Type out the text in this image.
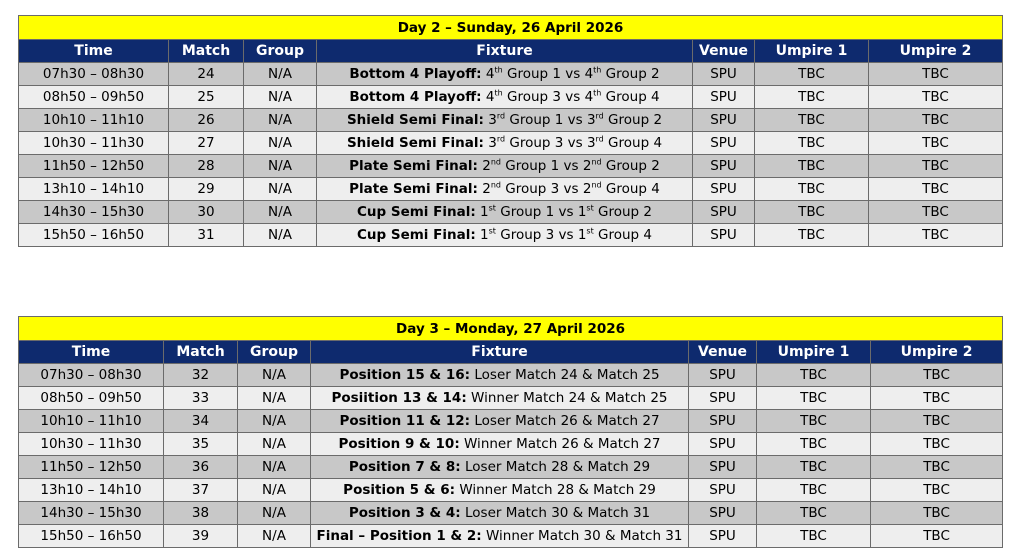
Day 2 – Sunday, 26 April 2026						
Time	Match	Group	Fixture	Venue	Umpire 1	Umpire 2
07h30 – 08h30	24	N/A	Bottom 4 Playoff: 4th Group 1 vs 4th Group 2	SPU	TBC	TBC
08h50 – 09h50	25	N/A	Bottom 4 Playoff: 4th Group 3 vs 4th Group 4	SPU	TBC	TBC
10h10 – 11h10	26	N/A	Shield Semi Final: 3rd Group 1 vs 3rd Group 2	SPU	TBC	TBC
10h30 – 11h30	27	N/A	Shield Semi Final: 3rd Group 3 vs 3rd Group 4	SPU	TBC	TBC
11h50 – 12h50	28	N/A	Plate Semi Final: 2nd Group 1 vs 2nd Group 2	SPU	TBC	TBC
13h10 – 14h10	29	N/A	Plate Semi Final: 2nd Group 3 vs 2nd Group 4	SPU	TBC	TBC
14h30 – 15h30	30	N/A	Cup Semi Final: 1st Group 1 vs 1st Group 2	SPU	TBC	TBC
15h50 – 16h50	31	N/A	Cup Semi Final: 1st Group 3 vs 1st Group 4	SPU	TBC	TBC
Day 3 – Monday, 27 April 2026						
Time	Match	Group	Fixture	Venue	Umpire 1	Umpire 2
07h30 – 08h30	32	N/A	Position 15 & 16: Loser Match 24 & Match 25	SPU	TBC	TBC
08h50 – 09h50	33	N/A	Posiition 13 & 14: Winner Match 24 & Match 25	SPU	TBC	TBC
10h10 – 11h10	34	N/A	Position 11 & 12: Loser Match 26 & Match 27	SPU	TBC	TBC
10h30 – 11h30	35	N/A	Position 9 & 10: Winner Match 26 & Match 27	SPU	TBC	TBC
11h50 – 12h50	36	N/A	Position 7 & 8: Loser Match 28 & Match 29	SPU	TBC	TBC
13h10 – 14h10	37	N/A	Position 5 & 6: Winner Match 28 & Match 29	SPU	TBC	TBC
14h30 – 15h30	38	N/A	Position 3 & 4: Loser Match 30 & Match 31	SPU	TBC	TBC
15h50 – 16h50	39	N/A	Final – Position 1 & 2: Winner Match 30 & Match 31	SPU	TBC	TBC
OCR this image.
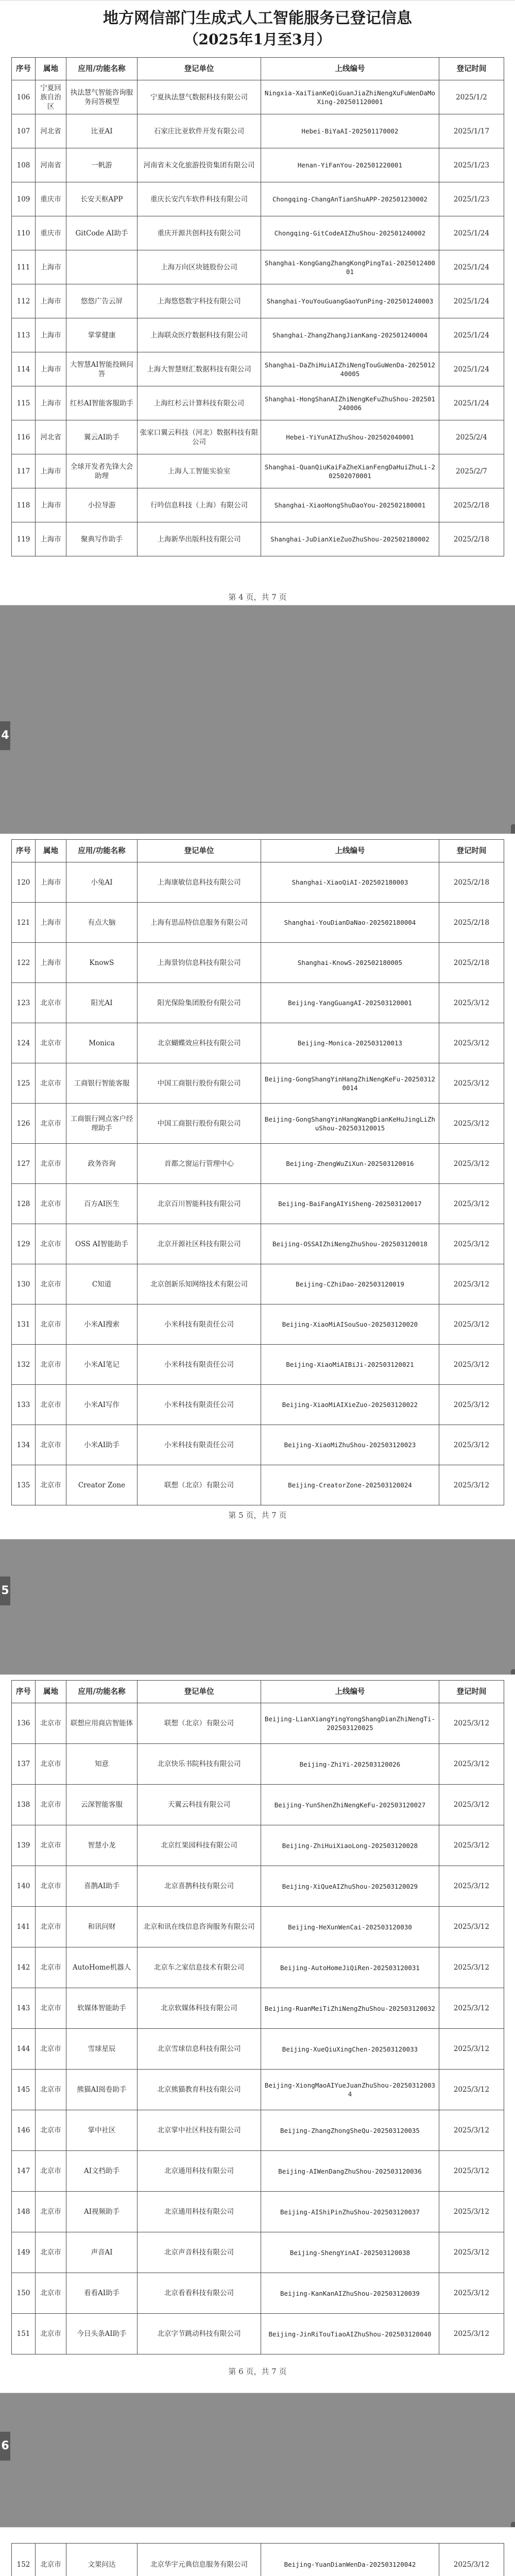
地方网信部门生成式人工智能服务已登记信息
（2025年1月至3月）
序号	属地	应用/功能名称	登记单位	上线编号	登记时间
106	宁夏回族自治区	执法慧气智能咨询服务问答模型	宁夏执法慧气数据科技有限公司	Ningxia-XaiTianKeQiGuanJiaZhiNengXuFuWenDaMoXing-202501120001	2025/1/2
107	河北省	比亚AI	石家庄比亚软件开发有限公司	Hebei-BiYaAI-202501170002	2025/1/17
108	河南省	一帆游	河南省未文化旅游投资集团有限公司	Henan-YiFanYou-202501220001	2025/1/23
109	重庆市	长安天枢APP	重庆长安汽车软件科技有限公司	Chongqing-ChangAnTianShuAPP-202501230002	2025/1/23
110	重庆市	GitCode AI助手	重庆开源共创科技有限公司	Chongqing-GitCodeAIZhuShou-202501240002	2025/1/24
111	上海市		上海万向区块链股份公司	Shanghai-KongGangZhangKongPingTai-202501240001	2025/1/24
112	上海市	悠悠广告云屏	上海悠悠数字科技有限公司	Shanghai-YouYouGuangGaoYunPing-202501240003	2025/1/24
113	上海市	掌掌健康	上海联众医疗数据科技有限公司	Shanghai-ZhangZhangJianKang-202501240004	2025/1/24
114	上海市	大智慧AI智能投顾问答	上海大智慧财汇数据科技有限公司	Shanghai-DaZhiHuiAIZhiNengTouGuWenDa-202501240005	2025/1/24
115	上海市	红杉AI智能客服助手	上海红杉云计算科技有限公司	Shanghai-HongShanAIZhiNengKeFuZhuShou-202501240006	2025/1/24
116	河北省	翼云AI助手	张家口翼云科技（河北）数据科技有限公司	Hebei-YiYunAIZhuShou-202502040001	2025/2/4
117	上海市	全球开发者先锋大会助理	上海人工智能实验室	Shanghai-QuanQiuKaiFaZheXianFengDaHuiZhuLi-202502070001	2025/2/7
118	上海市	小拉导游	行吟信息科技（上海）有限公司	Shanghai-XiaoHongShuDaoYou-202502180001	2025/2/18
119	上海市	聚典写作助手	上海新华出版科技有限公司	Shanghai-JuDianXieZuoZhuShou-202502180002	2025/2/18
第 4 页，共 7 页
4
序号	属地	应用/功能名称	登记单位	上线编号	登记时间
120	上海市	小兔AI	上海康敏信息科技有限公司	Shanghai-XiaoQiAI-202502180003	2025/2/18
121	上海市	有点大脑	上海有思品特信息服务有限公司	Shanghai-YouDianDaNao-202502180004	2025/2/18
122	上海市	KnowS	上海景钧信息科技有限公司	Shanghai-KnowS-202502180005	2025/2/18
123	北京市	阳光AI	阳光保险集团股份有限公司	Beijing-YangGuangAI-202503120001	2025/3/12
124	北京市	Monica	北京蝴蝶效应科技有限公司	Beijing-Monica-202503120013	2025/3/12
125	北京市	工商银行智能客服	中国工商银行股份有限公司	Beijing-GongShangYinHangZhiNengKeFu-202503120014	2025/3/12
126	北京市	工商银行网点客户经理助手	中国工商银行股份有限公司	Beijing-GongShangYinHangWangDianKeHuJingLiZhuShou-202503120015	2025/3/12
127	北京市	政务咨询	首都之窗运行管理中心	Beijing-ZhengWuZiXun-202503120016	2025/3/12
128	北京市	百方AI医生	北京百川智能科技有限公司	Beijing-BaiFangAIYiSheng-202503120017	2025/3/12
129	北京市	OSS AI智能助手	北京开源社区科技有限公司	Beijing-OSSAIZhiNengZhuShou-202503120018	2025/3/12
130	北京市	C知道	北京创新乐知网络技术有限公司	Beijing-CZhiDao-202503120019	2025/3/12
131	北京市	小米AI搜索	小米科技有限责任公司	Beijing-XiaoMiAISouSuo-202503120020	2025/3/12
132	北京市	小米AI笔记	小米科技有限责任公司	Beijing-XiaoMiAIBiJi-202503120021	2025/3/12
133	北京市	小米AI写作	小米科技有限责任公司	Beijing-XiaoMiAIXieZuo-202503120022	2025/3/12
134	北京市	小米AI助手	小米科技有限责任公司	Beijing-XiaoMiZhuShou-202503120023	2025/3/12
135	北京市	Creator Zone	联想（北京）有限公司	Beijing-CreatorZone-202503120024	2025/3/12
第 5 页，共 7 页
5
序号	属地	应用/功能名称	登记单位	上线编号	登记时间
136	北京市	联想应用商店智能体	联想（北京）有限公司	Beijing-LianXiangYingYongShangDianZhiNengTi-202503120025	2025/3/12
137	北京市	知意	北京快乐书院科技有限公司	Beijing-ZhiYi-202503120026	2025/3/12
138	北京市	云深智能客服	天翼云科技有限公司	Beijing-YunShenZhiNengKeFu-202503120027	2025/3/12
139	北京市	智慧小龙	北京红果园科技有限公司	Beijing-ZhiHuiXiaoLong-202503120028	2025/3/12
140	北京市	喜鹊AI助手	北京喜鹊科技有限公司	Beijing-XiQueAIZhuShou-202503120029	2025/3/12
141	北京市	和讯问财	北京和讯在线信息咨询服务有限公司	Beijing-HeXunWenCai-202503120030	2025/3/12
142	北京市	AutoHome机器人	北京车之家信息技术有限公司	Beijing-AutoHomeJiQiRen-202503120031	2025/3/12
143	北京市	软媒体智能助手	北京软媒体科技有限公司	Beijing-RuanMeiTiZhiNengZhuShou-202503120032	2025/3/12
144	北京市	雪球星辰	北京雪球信息科技有限公司	Beijing-XueQiuXingChen-202503120033	2025/3/12
145	北京市	熊猫AI阅卷助手	北京熊猫教育科技有限公司	Beijing-XiongMaoAIYueJuanZhuShou-202503120034	2025/3/12
146	北京市	掌中社区	北京掌中社区科技有限公司	Beijing-ZhangZhongSheQu-202503120035	2025/3/12
147	北京市	AI文档助手	北京通用科技有限公司	Beijing-AIWenDangZhuShou-202503120036	2025/3/12
148	北京市	AI视频助手	北京通用科技有限公司	Beijing-AIShiPinZhuShou-202503120037	2025/3/12
149	北京市	声音AI	北京声音科技有限公司	Beijing-ShengYinAI-202503120038	2025/3/12
150	北京市	看看AI助手	北京看看科技有限公司	Beijing-KanKanAIZhuShou-202503120039	2025/3/12
151	北京市	今日头条AI助手	北京字节跳动科技有限公司	Beijing-JinRiTouTiaoAIZhuShou-202503120040	2025/3/12
第 6 页，共 7 页
6
152	北京市	文果问达	北京华宇元典信息服务有限公司	Beijing-YuanDianWenDa-202503120042	2025/3/12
---------------
-- Written request --
Work out how many lines of the data above contain the string "Plate" and give the number alone.

-- Result of the task --
2